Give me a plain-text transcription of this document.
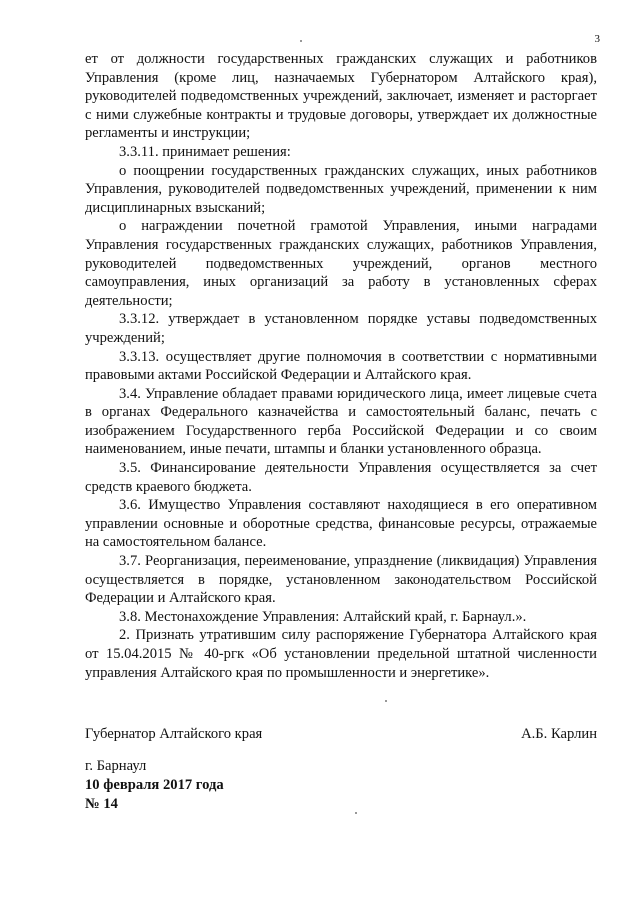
3

ет от должности государственных гражданских служащих и работников Управления (кроме лиц, назначаемых Губернатором Алтайского края), руководителей подведомственных учреждений, заключает, изменяет и расторгает с ними служебные контракты и трудовые договоры, утверждает их должностные регламенты и инструкции;

3.3.11. принимает решения:

о поощрении государственных гражданских служащих, иных работников Управления, руководителей подведомственных учреждений, применении к ним дисциплинарных взысканий;

о награждении почетной грамотой Управления, иными наградами Управления государственных гражданских служащих, работников Управления, руководителей подведомственных учреждений, органов местного самоуправления, иных организаций за работу в установленных сферах деятельности;

3.3.12. утверждает в установленном порядке уставы подведомственных учреждений;

3.3.13. осуществляет другие полномочия в соответствии с нормативными правовыми актами Российской Федерации и Алтайского края.

3.4. Управление обладает правами юридического лица, имеет лицевые счета в органах Федерального казначейства и самостоятельный баланс, печать с изображением Государственного герба Российской Федерации и со своим наименованием, иные печати, штампы и бланки установленного образца.

3.5. Финансирование деятельности Управления осуществляется за счет средств краевого бюджета.

3.6. Имущество Управления составляют находящиеся в его оперативном управлении основные и оборотные средства, финансовые ресурсы, отражаемые на самостоятельном балансе.

3.7. Реорганизация, переименование, упразднение (ликвидация) Управления осуществляется в порядке, установленном законодательством Российской Федерации и Алтайского края.

3.8. Местонахождение Управления: Алтайский край, г. Барнаул.».

2. Признать утратившим силу распоряжение Губернатора Алтайского края от 15.04.2015 № 40-ргк «Об установлении предельной штатной численности управления Алтайского края по промышленности и энергетике».

Губернатор Алтайского края	А.Б. Карлин
г. Барнаул
10 февраля 2017 года
№ 14
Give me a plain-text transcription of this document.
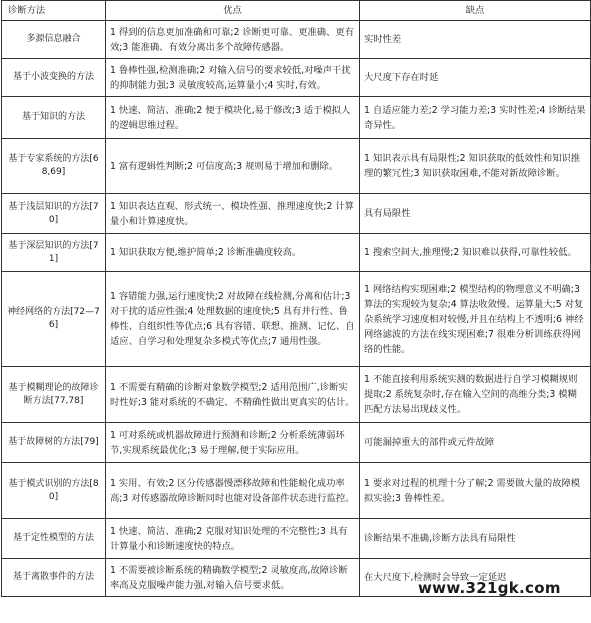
诊断方法	优点	缺点
多源信息融合	1 得到的信息更加准确和可靠;2 诊断更可靠、更准确、更有效;3 能准确、有效分离出多个故障传感器。	实时性差
基于小波变换的方法	1 鲁棒性强,检测准确;2 对输入信号的要求较低,对噪声干扰的抑制能力强;3 灵敏度较高,运算量小;4 实时,有效。	大尺度下存在时延
基于知识的方法	1 快速、简洁、准确;2 便于模块化,易于修改;3 适于模拟人的逻辑思维过程。	1 自适应能力差;2 学习能力差;3 实时性差;4 诊断结果奇异性。
基于专家系统的方法[68,69]	1 富有逻辑性判断;2 可信度高;3 规则易于增加和删除。	1 知识表示具有局限性;2 知识获取的低效性和知识推理的繁冗性;3 知识获取困难,不能对新故障诊断。
基于浅层知识的方法[70]	1 知识表达直观、形式统一、模块性强、推理速度快;2 计算量小和计算速度快。	具有局限性
基于深层知识的方法[71]	1 知识获取方便,维护简单;2 诊断准确度较高。	1 搜索空间大,推理慢;2 知识难以获得,可靠性较低。
神经网络的方法[72—76]	1 容错能力强,运行速度快;2 对故障在线检测,分离和估计;3 对干扰的适应性强;4 处理数据的速度快;5 具有并行性、鲁棒性、自组织性等优点;6 具有容错、联想、推测、记忆、自适应、自学习和处理复杂多模式等优点;7 通用性强。	1 网络结构实现困难;2 模型结构的物理意义不明确;3 算法的实现较为复杂;4 算法收敛慢、运算量大;5 对复杂系统学习速度相对较慢,并且在结构上不透明;6 神经网络滤波的方法在线实现困难;7 很难分析训练获得网络的性能。
基于模糊理论的故障诊断方法[77,78]	1 不需要有精确的诊断对象数学模型;2 适用范围广,诊断实时性好;3 能对系统的不确定、不精确性做出更真实的估计。	1 不能直接利用系统实测的数据进行自学习模糊规则提取;2 系统复杂时,存在输入空间的高维分类;3 模糊匹配方法易出现歧义性。
基于故障树的方法[79]	1 可对系统或机器故障进行预测和诊断;2 分析系统薄弱环节,实现系统最优化;3 易于理解,便于实际应用。	可能漏掉重大的部件或元件故障
基于模式识别的方法[80]	1 实用、有效;2 区分传感器慢漂移故障和性能蜕化成功率高;3 对传感器故障诊断同时也能对设备部件状态进行监控。	1 要求对过程的机理十分了解;2 需要做大量的故障模拟实验;3 鲁棒性差。
基于定性模型的方法	1 快速、简洁、准确;2 克服对知识处理的不完整性;3 具有计算量小和诊断速度快的特点。	诊断结果不准确,诊断方法具有局限性
基于离散事件的方法	1 不需要被诊断系统的精确数学模型;2 灵敏度高,故障诊断率高及克服噪声能力强,对输入信号要求低。	在大尺度下,检测时会导致一定延迟
www.321gk.com
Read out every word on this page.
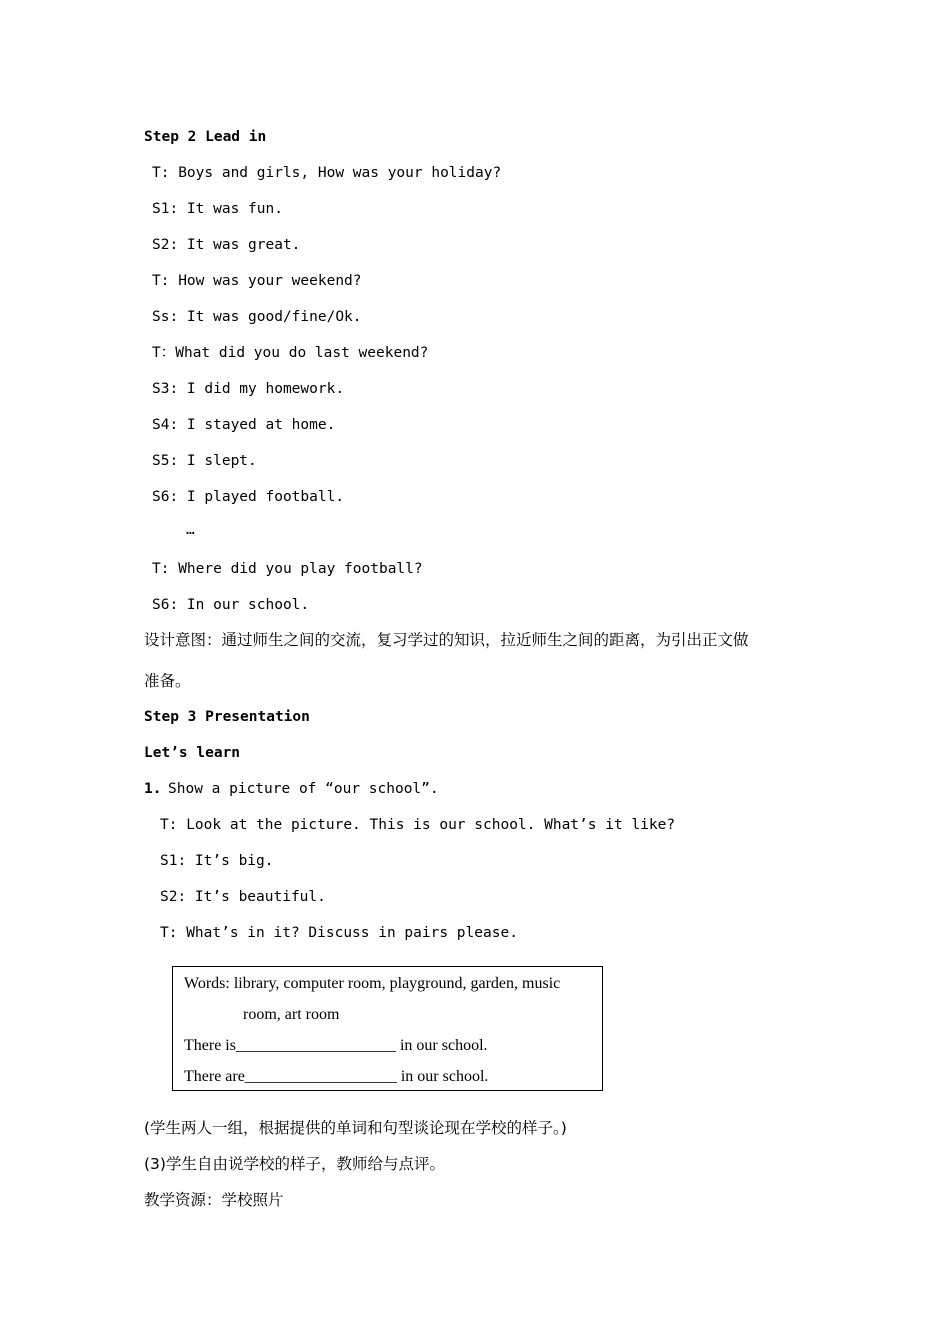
Step 2 Lead in
T: Boys and girls, How was your holiday?
S1: It was fun.
S2: It was great.
T: How was your weekend?
Ss: It was good/fine/Ok.
T：What did you do last weekend?
S3: I did my homework.
S4: I stayed at home.
S5: I slept.
S6: I played football.
…
T: Where did you play football?
S6: In our school.
设计意图：通过师生之间的交流，复习学过的知识，拉近师生之间的距离，为引出正文做
准备。
Step 3 Presentation
Let’s learn
1. Show a picture of “our school”.
T: Look at the picture. This is our school. What’s it like?
S1: It’s big.
S2: It’s beautiful.
T: What’s in it? Discuss in pairs please.
Words: library, computer room, playground, garden, music
room, art room
There is____________________ in our school.
There are___________________ in our school.
(学生两人一组，根据提供的单词和句型谈论现在学校的样子。)
(3)学生自由说学校的样子，教师给与点评。
教学资源：学校照片
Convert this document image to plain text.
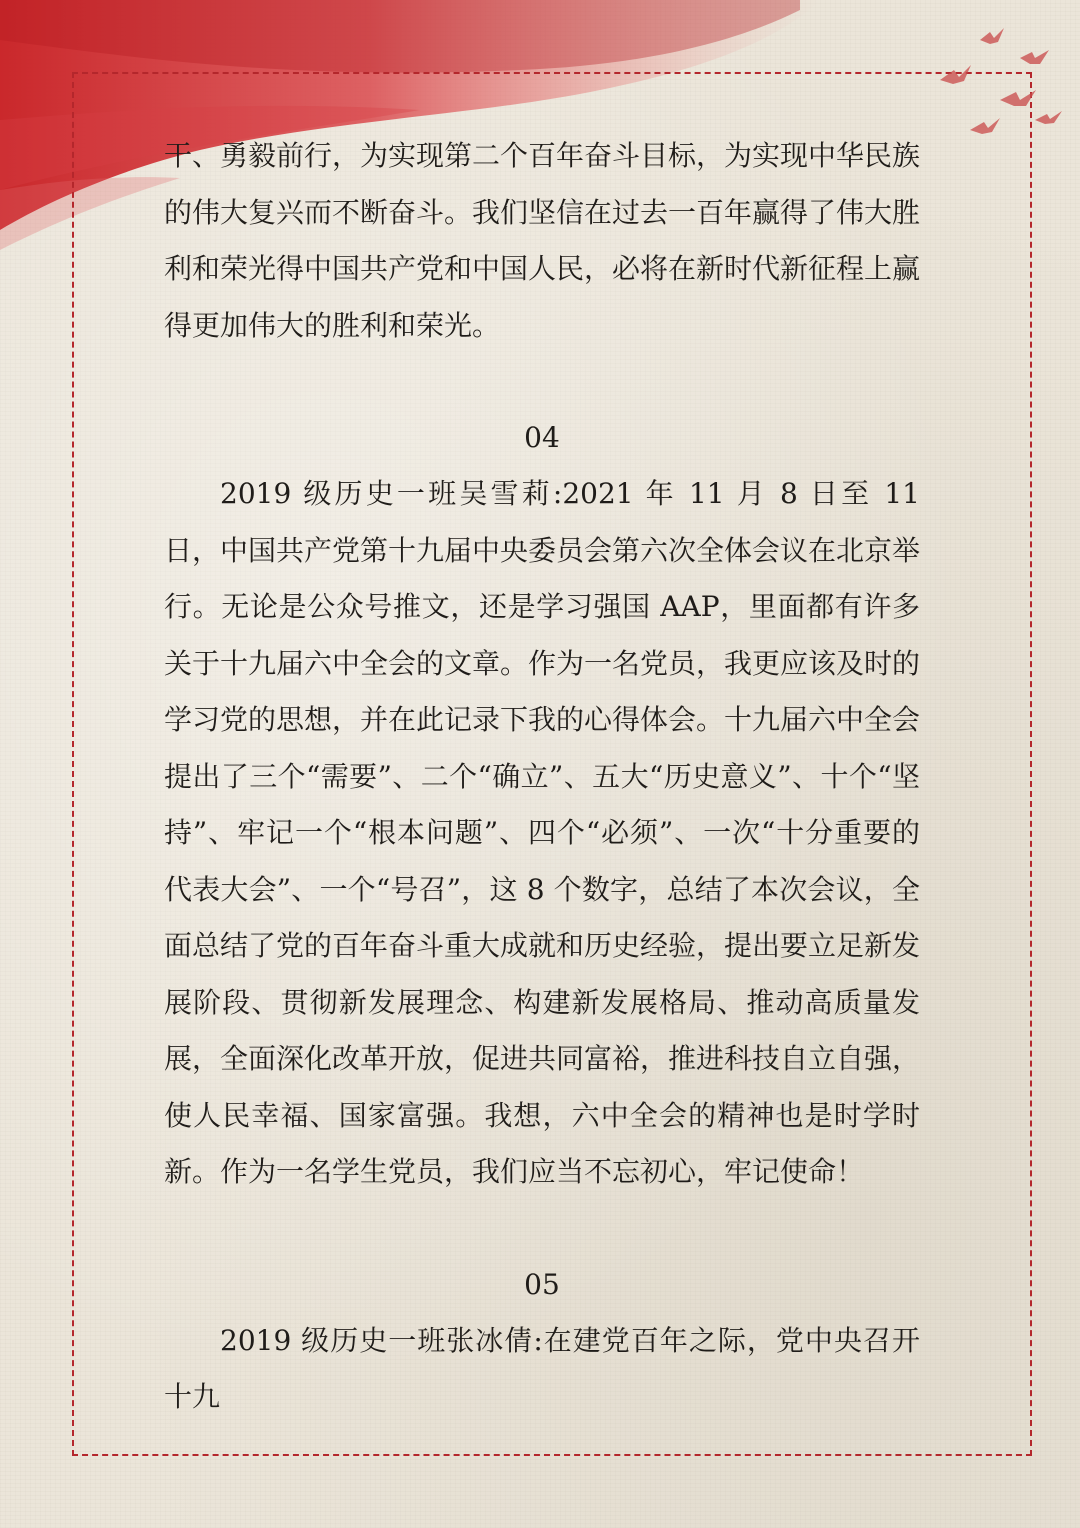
干、勇毅前行，为实现第二个百年奋斗目标，为实现中华民族的伟大复兴而不断奋斗。我们坚信在过去一百年赢得了伟大胜利和荣光得中国共产党和中国人民，必将在新时代新征程上赢得更加伟大的胜利和荣光。

04

2019 级历史一班吴雪莉:2021 年 11 月 8 日至 11 日，中国共产党第十九届中央委员会第六次全体会议在北京举行。无论是公众号推文，还是学习强国 AAP，里面都有许多关于十九届六中全会的文章。作为一名党员，我更应该及时的学习党的思想，并在此记录下我的心得体会。十九届六中全会提出了三个“需要”、二个“确立”、五大“历史意义”、十个“坚持”、牢记一个“根本问题”、四个“必须”、一次“十分重要的代表大会”、一个“号召”，这 8 个数字，总结了本次会议，全面总结了党的百年奋斗重大成就和历史经验，提出要立足新发展阶段、贯彻新发展理念、构建新发展格局、推动高质量发展，全面深化改革开放，促进共同富裕，推进科技自立自强，使人民幸福、国家富强。我想，六中全会的精神也是时学时新。作为一名学生党员，我们应当不忘初心，牢记使命！

05

2019 级历史一班张冰倩:在建党百年之际，党中央召开十九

####

Track down every line of the material containing the string "school", and copy it.

S6: In our school.
1. Show a picture of “our school”.
T: Look at the picture. This is our school. What’s it like?
There is____________________ in our school.
There are___________________ in our school.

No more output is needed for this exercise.